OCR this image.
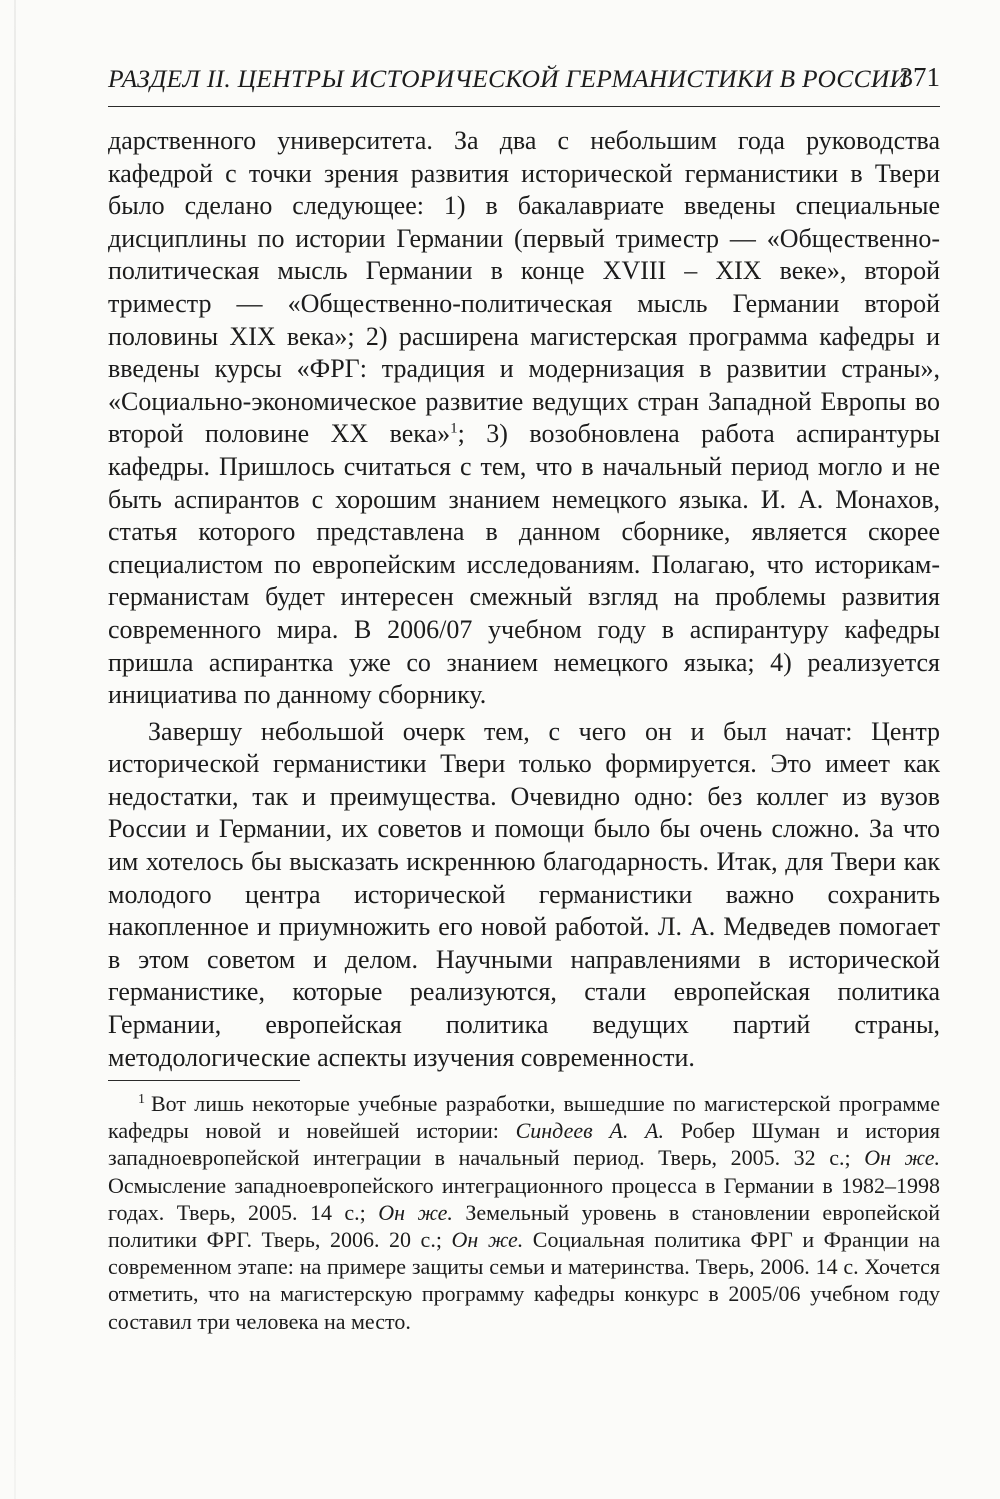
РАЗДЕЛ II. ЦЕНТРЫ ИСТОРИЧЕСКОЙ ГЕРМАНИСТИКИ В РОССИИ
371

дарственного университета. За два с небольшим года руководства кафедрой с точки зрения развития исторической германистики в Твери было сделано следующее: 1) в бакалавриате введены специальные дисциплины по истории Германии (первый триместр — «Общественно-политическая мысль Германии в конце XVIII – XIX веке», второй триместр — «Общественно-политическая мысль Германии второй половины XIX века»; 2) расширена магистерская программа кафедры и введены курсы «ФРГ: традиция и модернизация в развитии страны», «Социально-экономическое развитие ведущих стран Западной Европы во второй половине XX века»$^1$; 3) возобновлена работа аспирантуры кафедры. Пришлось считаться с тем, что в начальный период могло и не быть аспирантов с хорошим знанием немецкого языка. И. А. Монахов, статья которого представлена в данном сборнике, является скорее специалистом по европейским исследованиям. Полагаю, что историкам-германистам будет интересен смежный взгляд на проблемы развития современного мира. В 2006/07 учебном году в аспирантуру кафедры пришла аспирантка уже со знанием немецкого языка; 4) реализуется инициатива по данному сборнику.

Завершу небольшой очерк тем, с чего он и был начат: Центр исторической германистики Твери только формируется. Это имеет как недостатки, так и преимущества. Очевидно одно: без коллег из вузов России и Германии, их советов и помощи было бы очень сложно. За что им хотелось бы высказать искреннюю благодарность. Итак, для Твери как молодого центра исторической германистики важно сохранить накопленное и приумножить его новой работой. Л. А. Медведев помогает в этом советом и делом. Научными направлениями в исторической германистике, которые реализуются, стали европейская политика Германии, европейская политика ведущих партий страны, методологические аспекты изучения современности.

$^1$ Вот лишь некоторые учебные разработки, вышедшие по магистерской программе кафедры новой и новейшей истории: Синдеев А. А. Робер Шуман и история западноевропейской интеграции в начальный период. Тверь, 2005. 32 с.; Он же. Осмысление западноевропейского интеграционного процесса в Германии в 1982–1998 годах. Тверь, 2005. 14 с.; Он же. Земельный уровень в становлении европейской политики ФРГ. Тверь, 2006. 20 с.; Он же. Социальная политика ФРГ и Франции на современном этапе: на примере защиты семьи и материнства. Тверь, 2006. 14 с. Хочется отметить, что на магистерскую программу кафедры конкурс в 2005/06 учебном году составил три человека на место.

• _What is expected_
Print the complete listing exactly as it stands, without its pictures.

• _Completed task_
OCR this image.
РАЗДЕЛ II. ЦЕНТРЫ ИСТОРИЧЕСКОЙ ГЕРМАНИСТИКИ В РОССИИ
371

дарственного университета. За два с небольшим года руководства кафедрой с точки зрения развития исторической германистики в Твери было сделано следующее: 1) в бакалавриате введены специальные дисциплины по истории Германии (первый триместр — «Общественно-политическая мысль Германии в конце XVIII – XIX веке», второй триместр — «Общественно-политическая мысль Германии второй половины XIX века»; 2) расширена магистерская программа кафедры и введены курсы «ФРГ: традиция и модернизация в развитии страны», «Социально-экономическое развитие ведущих стран Западной Европы во второй половине XX века»$^1$; 3) возобновлена работа аспирантуры кафедры. Пришлось считаться с тем, что в начальный период могло и не быть аспирантов с хорошим знанием немецкого языка. И. А. Монахов, статья которого представлена в данном сборнике, является скорее специалистом по европейским исследованиям. Полагаю, что историкам-германистам будет интересен смежный взгляд на проблемы развития современного мира. В 2006/07 учебном году в аспирантуру кафедры пришла аспирантка уже со знанием немецкого языка; 4) реализуется инициатива по данному сборнику.

Завершу небольшой очерк тем, с чего он и был начат: Центр исторической германистики Твери только формируется. Это имеет как недостатки, так и преимущества. Очевидно одно: без коллег из вузов России и Германии, их советов и помощи было бы очень сложно. За что им хотелось бы высказать искреннюю благодарность. Итак, для Твери как молодого центра исторической германистики важно сохранить накопленное и приумножить его новой работой. Л. А. Медведев помогает в этом советом и делом. Научными направлениями в исторической германистике, которые реализуются, стали европейская политика Германии, европейская политика ведущих партий страны, методологические аспекты изучения современности.

$^1$ Вот лишь некоторые учебные разработки, вышедшие по магистерской программе кафедры новой и новейшей истории: Синдеев А. А. Робер Шуман и история западноевропейской интеграции в начальный период. Тверь, 2005. 32 с.; Он же. Осмысление западноевропейского интеграционного процесса в Германии в 1982–1998 годах. Тверь, 2005. 14 с.; Он же. Земельный уровень в становлении европейской политики ФРГ. Тверь, 2006. 20 с.; Он же. Социальная политика ФРГ и Франции на современном этапе: на примере защиты семьи и материнства. Тверь, 2006. 14 с. Хочется отметить, что на магистерскую программу кафедры конкурс в 2005/06 учебном году составил три человека на место.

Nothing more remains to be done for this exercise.